═══ Dataset rows

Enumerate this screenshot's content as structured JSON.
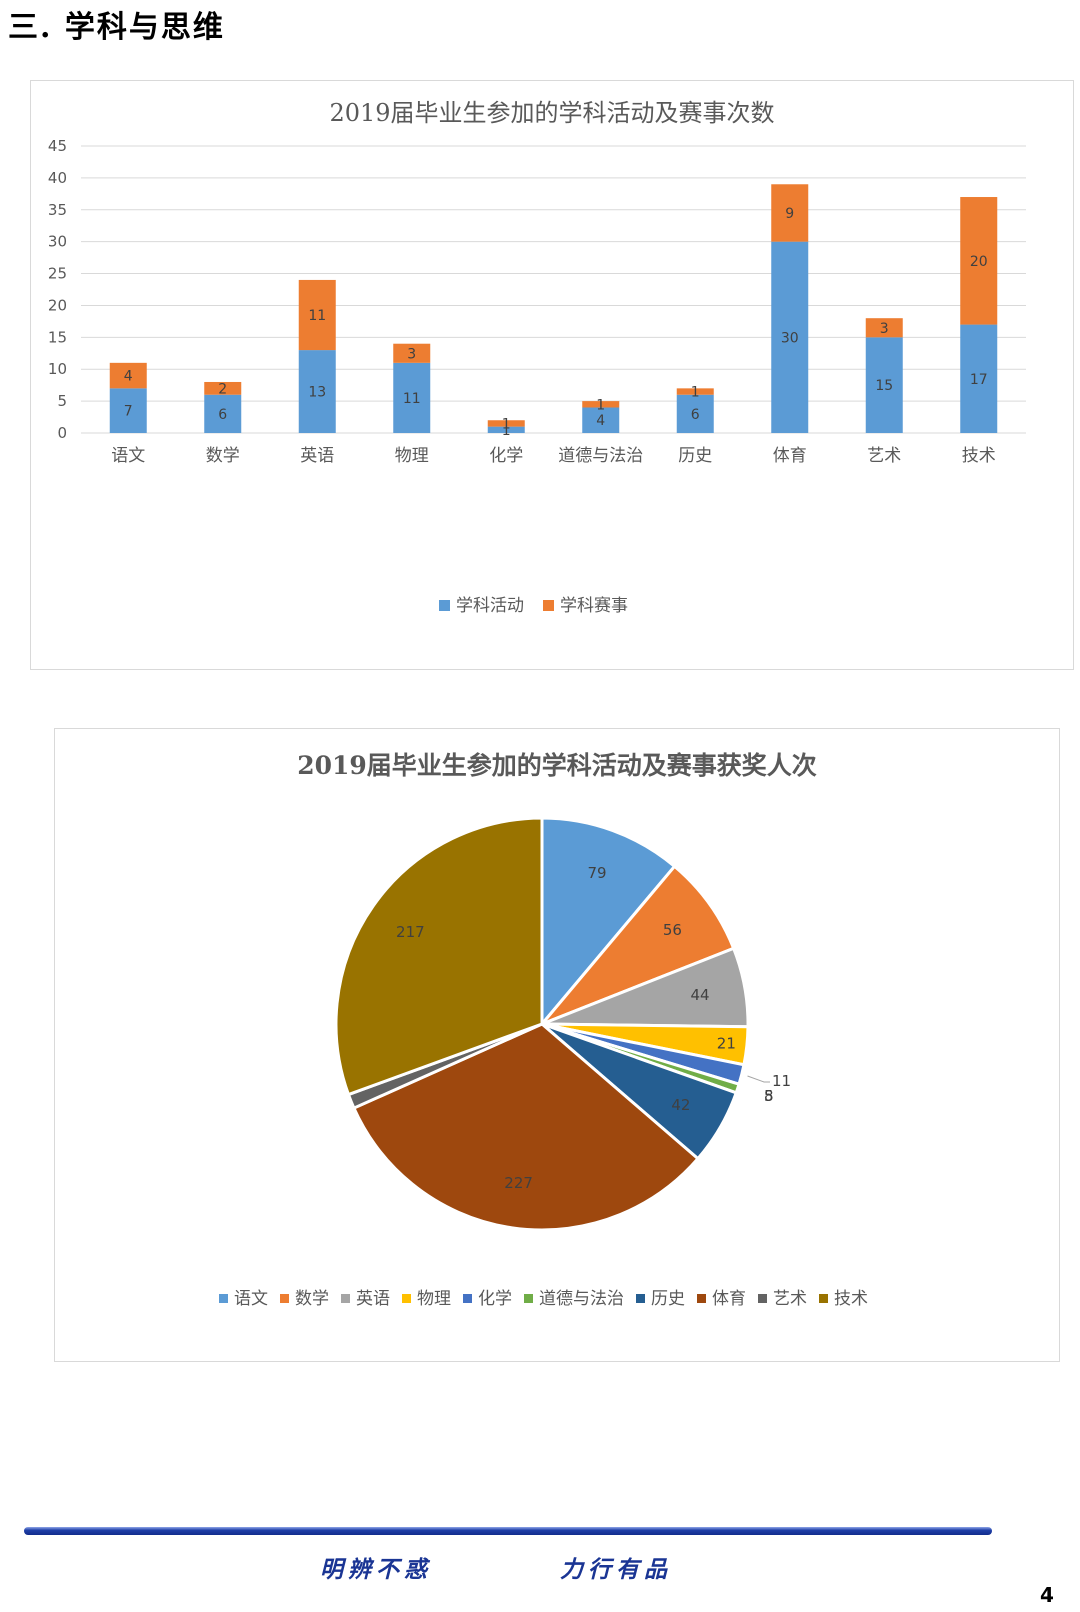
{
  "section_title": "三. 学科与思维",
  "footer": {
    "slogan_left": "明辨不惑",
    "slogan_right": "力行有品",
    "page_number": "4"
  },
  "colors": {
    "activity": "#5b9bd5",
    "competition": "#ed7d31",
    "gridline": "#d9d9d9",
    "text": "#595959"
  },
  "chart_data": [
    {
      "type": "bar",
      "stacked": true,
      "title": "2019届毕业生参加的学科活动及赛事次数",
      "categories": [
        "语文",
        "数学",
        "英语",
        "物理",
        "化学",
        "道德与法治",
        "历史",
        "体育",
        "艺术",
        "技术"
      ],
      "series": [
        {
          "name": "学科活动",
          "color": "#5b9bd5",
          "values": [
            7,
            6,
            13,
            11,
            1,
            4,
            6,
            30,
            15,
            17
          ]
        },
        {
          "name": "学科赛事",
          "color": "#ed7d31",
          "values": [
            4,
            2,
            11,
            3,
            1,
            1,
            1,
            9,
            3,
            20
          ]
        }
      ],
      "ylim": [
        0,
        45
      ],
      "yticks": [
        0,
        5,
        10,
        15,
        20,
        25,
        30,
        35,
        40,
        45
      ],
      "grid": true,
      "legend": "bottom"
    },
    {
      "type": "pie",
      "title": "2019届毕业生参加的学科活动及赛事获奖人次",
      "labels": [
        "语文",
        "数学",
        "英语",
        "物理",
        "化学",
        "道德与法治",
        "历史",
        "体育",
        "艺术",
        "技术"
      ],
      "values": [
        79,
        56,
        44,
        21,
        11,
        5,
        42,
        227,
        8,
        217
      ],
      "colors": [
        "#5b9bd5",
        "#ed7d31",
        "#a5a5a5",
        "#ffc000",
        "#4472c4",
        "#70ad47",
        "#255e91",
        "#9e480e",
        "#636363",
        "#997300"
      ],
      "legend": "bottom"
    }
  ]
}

══════
═══ Dataset rows

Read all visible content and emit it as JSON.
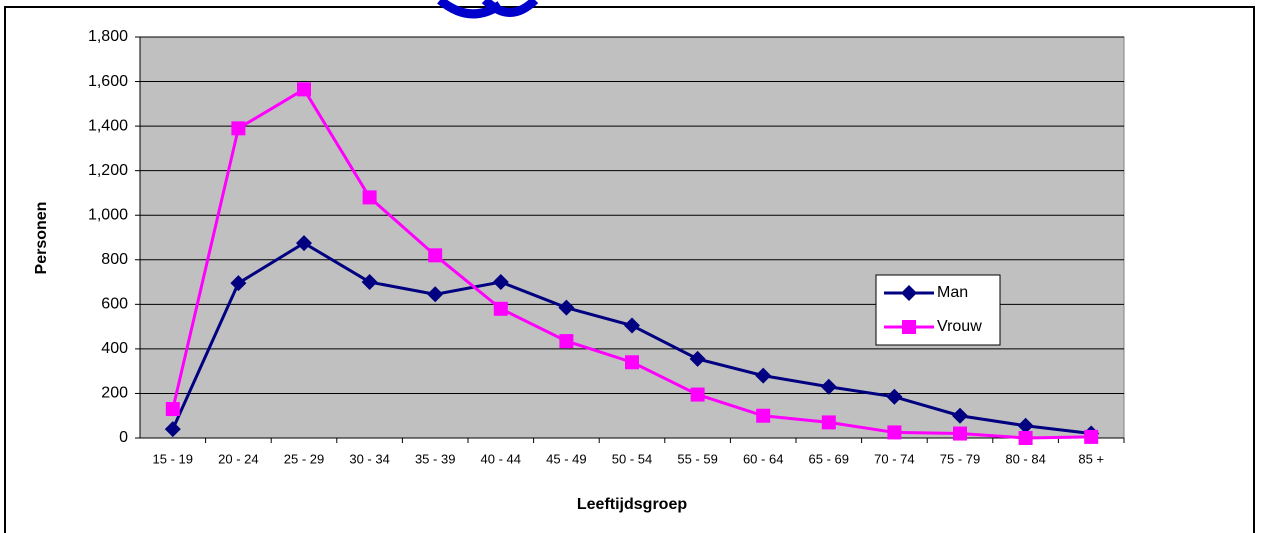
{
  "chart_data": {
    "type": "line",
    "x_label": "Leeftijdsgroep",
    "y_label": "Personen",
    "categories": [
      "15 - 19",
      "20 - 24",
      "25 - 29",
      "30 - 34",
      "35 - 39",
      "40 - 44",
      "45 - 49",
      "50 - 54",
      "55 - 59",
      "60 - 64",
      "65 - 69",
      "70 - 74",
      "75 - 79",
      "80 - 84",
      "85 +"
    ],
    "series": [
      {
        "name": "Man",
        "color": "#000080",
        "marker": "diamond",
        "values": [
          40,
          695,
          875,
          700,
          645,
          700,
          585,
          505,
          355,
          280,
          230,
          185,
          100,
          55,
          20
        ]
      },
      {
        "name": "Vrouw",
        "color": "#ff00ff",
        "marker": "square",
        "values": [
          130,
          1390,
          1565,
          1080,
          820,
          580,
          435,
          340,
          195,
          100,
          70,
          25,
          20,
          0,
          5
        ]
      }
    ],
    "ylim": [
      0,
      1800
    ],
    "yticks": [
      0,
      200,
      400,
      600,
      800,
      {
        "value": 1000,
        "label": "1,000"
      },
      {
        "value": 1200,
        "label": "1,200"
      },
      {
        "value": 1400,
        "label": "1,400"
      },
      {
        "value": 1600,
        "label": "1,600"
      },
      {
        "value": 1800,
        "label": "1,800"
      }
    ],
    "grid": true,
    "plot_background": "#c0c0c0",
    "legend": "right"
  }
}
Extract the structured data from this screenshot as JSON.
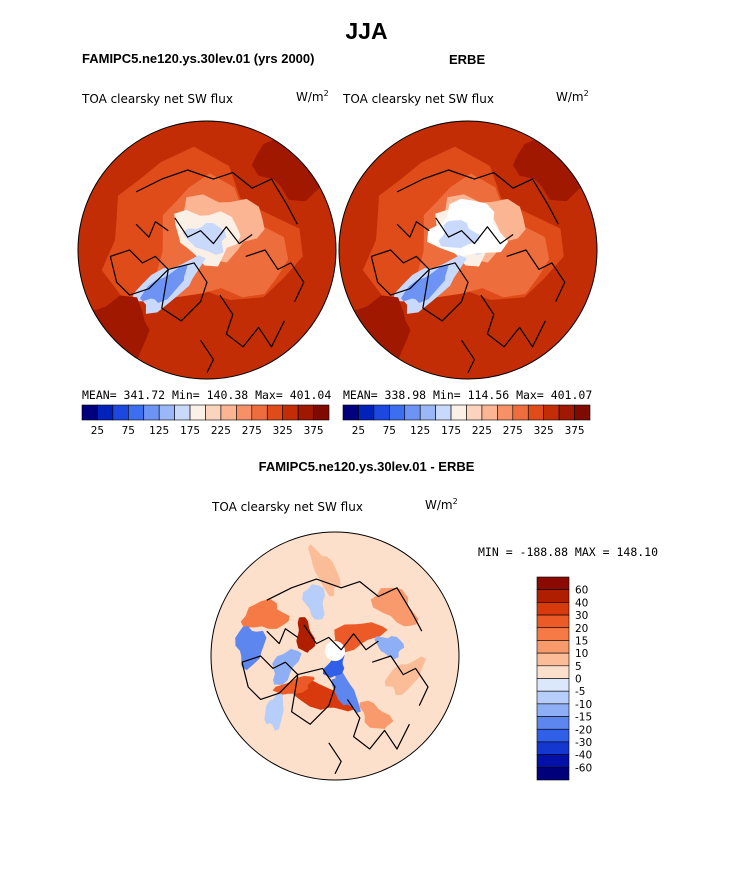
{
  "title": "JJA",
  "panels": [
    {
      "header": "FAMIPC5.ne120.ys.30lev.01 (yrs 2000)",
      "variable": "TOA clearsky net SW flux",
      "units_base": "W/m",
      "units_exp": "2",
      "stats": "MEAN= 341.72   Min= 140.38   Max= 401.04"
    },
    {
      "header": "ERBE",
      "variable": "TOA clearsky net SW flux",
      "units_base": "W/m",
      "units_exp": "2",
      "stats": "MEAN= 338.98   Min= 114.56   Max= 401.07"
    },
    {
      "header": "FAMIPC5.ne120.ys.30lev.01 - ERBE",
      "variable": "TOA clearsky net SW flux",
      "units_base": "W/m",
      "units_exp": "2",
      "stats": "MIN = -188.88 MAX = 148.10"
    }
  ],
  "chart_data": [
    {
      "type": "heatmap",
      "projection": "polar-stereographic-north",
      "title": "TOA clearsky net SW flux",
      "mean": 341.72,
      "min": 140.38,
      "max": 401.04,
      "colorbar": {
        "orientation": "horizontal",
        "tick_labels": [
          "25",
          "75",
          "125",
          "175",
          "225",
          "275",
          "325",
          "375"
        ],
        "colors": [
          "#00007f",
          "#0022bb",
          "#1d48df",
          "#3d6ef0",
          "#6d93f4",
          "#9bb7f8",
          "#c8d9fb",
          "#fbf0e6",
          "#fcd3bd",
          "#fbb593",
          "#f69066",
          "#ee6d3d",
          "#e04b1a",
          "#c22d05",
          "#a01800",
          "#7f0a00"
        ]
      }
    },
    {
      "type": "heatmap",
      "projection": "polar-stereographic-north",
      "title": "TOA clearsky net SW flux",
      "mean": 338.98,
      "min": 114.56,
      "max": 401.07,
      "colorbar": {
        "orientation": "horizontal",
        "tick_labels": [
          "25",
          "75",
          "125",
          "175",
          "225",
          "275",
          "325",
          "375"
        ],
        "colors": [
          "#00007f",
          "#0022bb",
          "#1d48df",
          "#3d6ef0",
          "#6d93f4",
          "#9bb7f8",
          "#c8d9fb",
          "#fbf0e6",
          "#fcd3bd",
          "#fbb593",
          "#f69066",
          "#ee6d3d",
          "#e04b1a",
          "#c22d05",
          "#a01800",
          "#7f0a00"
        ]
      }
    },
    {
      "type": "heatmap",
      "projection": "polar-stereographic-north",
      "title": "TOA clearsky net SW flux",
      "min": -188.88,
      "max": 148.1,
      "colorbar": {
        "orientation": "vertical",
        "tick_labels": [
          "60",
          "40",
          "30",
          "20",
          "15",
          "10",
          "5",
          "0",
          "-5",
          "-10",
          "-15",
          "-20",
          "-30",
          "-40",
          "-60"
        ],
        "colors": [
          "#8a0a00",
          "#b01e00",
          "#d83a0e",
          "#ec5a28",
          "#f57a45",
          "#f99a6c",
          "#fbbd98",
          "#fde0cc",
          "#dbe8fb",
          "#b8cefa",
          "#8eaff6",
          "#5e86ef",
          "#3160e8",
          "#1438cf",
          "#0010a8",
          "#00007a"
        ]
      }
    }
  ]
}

══════
═══ Dataset rows

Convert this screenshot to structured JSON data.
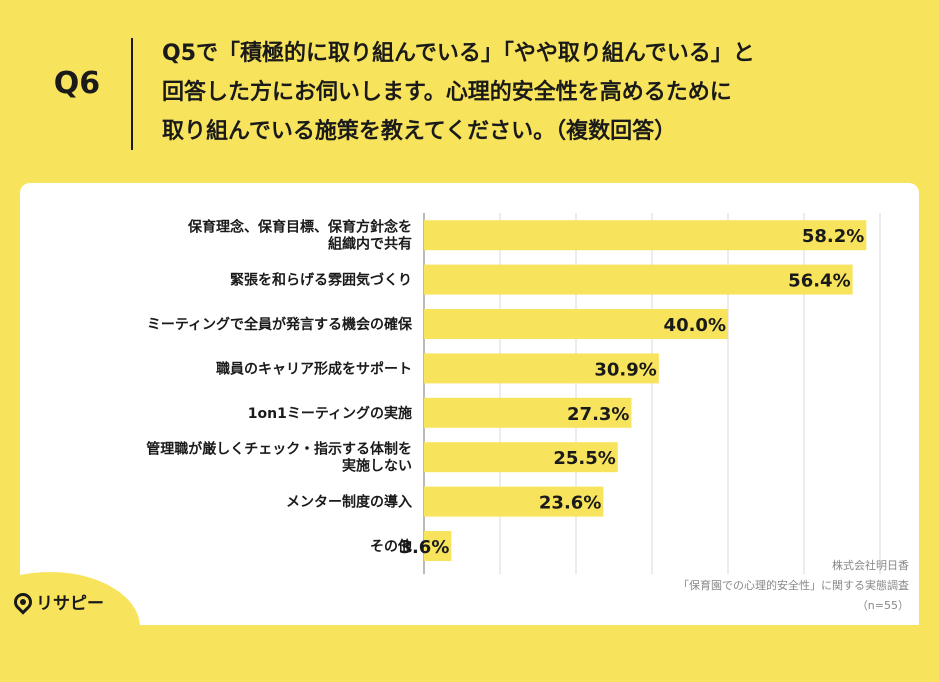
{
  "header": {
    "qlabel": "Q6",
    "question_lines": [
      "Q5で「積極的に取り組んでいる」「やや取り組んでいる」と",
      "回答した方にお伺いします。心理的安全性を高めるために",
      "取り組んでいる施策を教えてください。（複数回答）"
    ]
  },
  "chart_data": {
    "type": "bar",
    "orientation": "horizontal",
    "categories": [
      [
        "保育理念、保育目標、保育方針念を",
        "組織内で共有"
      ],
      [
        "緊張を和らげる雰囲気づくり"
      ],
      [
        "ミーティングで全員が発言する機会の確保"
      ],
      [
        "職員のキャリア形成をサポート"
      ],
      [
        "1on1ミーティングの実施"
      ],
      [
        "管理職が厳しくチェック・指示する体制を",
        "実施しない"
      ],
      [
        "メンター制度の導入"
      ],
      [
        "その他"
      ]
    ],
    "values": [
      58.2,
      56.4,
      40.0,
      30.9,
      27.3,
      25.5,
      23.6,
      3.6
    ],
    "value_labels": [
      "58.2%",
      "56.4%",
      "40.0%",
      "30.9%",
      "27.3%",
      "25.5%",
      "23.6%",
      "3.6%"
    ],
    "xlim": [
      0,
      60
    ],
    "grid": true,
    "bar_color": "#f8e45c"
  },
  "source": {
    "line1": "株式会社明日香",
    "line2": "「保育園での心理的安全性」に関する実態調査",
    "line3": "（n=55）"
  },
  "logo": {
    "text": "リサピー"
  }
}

══════

## What needs to be done
Collect each line containing the string "this".

## Exercise response
Enumerate this screenshot's content as structured JSON.
Extract the structured data from this screenshot as JSON.
Convert this screenshot to structured JSON data.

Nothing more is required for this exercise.